(WHAT IS BEING ASKED) Using the material that follows, identify and copy each line with the string "this".

(TASK DATA)
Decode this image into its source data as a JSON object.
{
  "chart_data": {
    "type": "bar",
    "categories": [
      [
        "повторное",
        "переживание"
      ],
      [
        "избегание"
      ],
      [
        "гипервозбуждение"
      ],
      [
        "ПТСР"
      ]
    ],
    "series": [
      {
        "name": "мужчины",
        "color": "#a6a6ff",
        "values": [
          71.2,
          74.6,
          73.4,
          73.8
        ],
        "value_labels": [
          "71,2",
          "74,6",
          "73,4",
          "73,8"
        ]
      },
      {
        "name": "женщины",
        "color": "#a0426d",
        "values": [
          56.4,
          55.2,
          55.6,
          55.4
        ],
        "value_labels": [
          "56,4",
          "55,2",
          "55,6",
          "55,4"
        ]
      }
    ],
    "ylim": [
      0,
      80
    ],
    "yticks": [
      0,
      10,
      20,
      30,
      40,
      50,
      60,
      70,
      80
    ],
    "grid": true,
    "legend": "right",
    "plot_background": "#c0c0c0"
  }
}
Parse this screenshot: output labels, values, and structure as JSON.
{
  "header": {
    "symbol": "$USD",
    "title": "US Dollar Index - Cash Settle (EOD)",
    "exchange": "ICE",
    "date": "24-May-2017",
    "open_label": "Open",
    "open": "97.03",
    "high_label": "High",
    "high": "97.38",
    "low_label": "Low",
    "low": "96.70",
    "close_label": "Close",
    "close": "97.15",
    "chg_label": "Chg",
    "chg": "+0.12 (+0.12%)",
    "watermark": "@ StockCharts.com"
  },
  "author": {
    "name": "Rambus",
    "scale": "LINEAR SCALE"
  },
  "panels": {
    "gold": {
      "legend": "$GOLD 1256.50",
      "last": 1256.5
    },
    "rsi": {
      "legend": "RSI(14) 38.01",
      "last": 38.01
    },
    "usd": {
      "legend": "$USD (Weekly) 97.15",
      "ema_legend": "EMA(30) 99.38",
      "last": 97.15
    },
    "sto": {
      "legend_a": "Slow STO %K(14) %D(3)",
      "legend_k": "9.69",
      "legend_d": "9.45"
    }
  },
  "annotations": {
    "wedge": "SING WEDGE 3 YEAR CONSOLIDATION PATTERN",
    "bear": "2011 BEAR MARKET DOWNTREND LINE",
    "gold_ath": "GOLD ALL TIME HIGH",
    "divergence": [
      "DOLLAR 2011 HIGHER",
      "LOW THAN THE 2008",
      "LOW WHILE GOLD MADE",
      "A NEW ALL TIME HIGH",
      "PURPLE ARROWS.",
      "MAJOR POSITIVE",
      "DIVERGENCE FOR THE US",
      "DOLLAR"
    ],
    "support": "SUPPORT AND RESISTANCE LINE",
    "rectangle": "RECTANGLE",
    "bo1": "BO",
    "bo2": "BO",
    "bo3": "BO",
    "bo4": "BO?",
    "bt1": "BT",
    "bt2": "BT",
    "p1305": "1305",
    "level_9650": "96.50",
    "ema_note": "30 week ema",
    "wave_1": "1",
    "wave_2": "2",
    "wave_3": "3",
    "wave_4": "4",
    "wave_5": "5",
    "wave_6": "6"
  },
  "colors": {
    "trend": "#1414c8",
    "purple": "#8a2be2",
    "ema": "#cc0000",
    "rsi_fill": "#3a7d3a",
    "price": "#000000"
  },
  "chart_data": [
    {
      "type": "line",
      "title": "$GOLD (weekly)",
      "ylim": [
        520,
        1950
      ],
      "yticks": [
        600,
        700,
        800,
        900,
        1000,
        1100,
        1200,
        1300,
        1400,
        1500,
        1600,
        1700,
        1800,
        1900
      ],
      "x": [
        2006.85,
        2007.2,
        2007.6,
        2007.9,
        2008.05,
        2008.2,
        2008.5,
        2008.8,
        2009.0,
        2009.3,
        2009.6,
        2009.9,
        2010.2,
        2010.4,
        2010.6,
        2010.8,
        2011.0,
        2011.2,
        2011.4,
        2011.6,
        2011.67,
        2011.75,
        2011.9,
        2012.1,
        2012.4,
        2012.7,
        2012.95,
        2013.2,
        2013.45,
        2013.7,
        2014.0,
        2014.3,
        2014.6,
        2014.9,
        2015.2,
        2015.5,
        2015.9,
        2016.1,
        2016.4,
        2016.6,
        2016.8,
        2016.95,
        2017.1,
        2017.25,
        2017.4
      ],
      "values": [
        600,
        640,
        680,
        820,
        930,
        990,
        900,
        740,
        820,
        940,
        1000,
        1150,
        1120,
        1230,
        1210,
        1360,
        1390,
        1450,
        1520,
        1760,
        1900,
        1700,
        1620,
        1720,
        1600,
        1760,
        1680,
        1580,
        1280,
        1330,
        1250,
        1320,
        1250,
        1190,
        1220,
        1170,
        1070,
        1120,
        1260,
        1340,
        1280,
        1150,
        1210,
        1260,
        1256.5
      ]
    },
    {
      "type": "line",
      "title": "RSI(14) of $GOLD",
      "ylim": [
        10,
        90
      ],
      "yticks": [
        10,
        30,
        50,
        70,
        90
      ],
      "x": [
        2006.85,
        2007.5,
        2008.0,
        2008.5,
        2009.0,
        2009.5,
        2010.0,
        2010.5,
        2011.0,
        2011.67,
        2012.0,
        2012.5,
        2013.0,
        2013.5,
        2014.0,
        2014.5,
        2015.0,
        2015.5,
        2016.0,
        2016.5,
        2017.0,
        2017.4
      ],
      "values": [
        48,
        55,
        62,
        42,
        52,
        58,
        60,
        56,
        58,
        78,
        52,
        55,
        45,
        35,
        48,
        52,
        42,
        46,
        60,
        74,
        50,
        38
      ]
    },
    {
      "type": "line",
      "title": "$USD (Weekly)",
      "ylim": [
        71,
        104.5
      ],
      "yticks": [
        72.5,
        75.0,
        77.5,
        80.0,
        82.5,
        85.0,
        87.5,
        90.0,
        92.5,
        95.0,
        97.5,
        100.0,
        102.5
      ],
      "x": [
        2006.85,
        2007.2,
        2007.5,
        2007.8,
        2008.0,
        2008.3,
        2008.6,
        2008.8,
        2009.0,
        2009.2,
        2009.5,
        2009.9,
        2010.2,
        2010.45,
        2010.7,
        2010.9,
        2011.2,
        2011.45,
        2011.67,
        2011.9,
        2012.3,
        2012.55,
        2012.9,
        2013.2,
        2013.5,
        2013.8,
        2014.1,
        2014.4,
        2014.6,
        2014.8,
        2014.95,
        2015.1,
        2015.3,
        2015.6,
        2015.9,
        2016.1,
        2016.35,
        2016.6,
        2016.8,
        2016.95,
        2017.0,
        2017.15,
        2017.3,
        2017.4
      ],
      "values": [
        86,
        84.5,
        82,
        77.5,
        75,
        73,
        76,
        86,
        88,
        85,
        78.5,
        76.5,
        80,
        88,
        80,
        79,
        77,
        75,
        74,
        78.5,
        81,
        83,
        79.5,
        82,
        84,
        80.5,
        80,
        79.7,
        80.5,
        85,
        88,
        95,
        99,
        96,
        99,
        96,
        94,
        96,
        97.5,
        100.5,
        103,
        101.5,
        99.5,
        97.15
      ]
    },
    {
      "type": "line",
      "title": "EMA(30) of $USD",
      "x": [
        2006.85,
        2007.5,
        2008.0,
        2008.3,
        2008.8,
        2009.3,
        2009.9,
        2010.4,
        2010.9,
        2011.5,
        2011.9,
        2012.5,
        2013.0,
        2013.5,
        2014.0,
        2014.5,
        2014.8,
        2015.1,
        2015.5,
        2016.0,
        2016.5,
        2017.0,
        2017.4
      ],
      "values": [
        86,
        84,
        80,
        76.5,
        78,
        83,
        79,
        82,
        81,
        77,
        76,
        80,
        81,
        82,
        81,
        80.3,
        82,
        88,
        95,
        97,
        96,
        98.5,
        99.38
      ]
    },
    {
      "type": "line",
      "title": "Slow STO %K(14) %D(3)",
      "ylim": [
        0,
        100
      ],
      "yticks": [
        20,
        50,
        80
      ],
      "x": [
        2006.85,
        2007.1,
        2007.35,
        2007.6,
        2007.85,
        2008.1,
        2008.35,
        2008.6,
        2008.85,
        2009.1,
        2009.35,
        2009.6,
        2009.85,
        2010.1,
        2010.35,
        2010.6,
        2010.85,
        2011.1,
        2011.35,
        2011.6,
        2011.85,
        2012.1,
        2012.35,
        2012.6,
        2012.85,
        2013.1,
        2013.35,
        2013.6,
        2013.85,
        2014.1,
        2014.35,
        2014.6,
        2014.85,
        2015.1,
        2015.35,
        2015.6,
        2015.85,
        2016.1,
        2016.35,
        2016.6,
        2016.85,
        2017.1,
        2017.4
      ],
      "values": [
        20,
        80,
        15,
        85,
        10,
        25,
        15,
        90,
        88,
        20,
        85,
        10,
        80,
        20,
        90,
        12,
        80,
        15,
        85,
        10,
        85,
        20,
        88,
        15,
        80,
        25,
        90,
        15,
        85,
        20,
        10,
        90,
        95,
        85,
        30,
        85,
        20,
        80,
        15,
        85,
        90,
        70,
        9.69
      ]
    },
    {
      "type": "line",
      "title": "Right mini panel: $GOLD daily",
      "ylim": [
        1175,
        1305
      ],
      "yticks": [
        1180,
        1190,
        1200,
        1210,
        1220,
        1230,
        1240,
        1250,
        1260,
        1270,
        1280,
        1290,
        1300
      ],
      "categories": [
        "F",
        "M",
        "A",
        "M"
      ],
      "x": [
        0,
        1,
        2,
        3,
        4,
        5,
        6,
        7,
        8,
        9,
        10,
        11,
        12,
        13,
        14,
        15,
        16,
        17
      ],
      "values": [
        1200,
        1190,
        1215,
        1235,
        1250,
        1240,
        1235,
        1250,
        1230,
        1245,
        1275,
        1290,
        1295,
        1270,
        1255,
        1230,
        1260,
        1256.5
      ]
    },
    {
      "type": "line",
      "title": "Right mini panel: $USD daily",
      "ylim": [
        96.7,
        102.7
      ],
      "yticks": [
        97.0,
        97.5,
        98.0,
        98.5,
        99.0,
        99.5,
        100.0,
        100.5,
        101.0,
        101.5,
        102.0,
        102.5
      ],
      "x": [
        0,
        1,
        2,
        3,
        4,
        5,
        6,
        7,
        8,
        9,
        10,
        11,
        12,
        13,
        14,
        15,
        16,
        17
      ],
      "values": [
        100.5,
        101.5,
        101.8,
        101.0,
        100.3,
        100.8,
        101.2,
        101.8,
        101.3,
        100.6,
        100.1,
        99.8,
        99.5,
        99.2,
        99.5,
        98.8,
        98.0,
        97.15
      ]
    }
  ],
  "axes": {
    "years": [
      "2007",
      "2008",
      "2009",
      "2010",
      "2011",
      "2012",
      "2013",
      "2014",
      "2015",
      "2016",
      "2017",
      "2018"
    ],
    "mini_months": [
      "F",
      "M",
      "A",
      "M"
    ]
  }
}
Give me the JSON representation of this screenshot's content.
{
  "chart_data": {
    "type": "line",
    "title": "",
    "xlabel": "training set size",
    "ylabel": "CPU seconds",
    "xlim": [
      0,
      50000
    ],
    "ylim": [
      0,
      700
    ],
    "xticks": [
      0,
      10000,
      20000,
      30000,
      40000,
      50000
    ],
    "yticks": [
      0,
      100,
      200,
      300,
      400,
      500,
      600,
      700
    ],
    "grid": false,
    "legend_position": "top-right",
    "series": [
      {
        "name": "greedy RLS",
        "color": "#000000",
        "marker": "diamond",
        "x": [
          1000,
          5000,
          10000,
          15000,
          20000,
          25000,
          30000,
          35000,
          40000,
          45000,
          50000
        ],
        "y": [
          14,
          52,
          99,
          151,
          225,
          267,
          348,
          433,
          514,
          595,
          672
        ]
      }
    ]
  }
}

(RESULT BELOW)
Decode this image into its source data as a JSON object.
Parse this screenshot: output labels, values, and structure as JSON.
Give me the JSON representation of this screenshot's content.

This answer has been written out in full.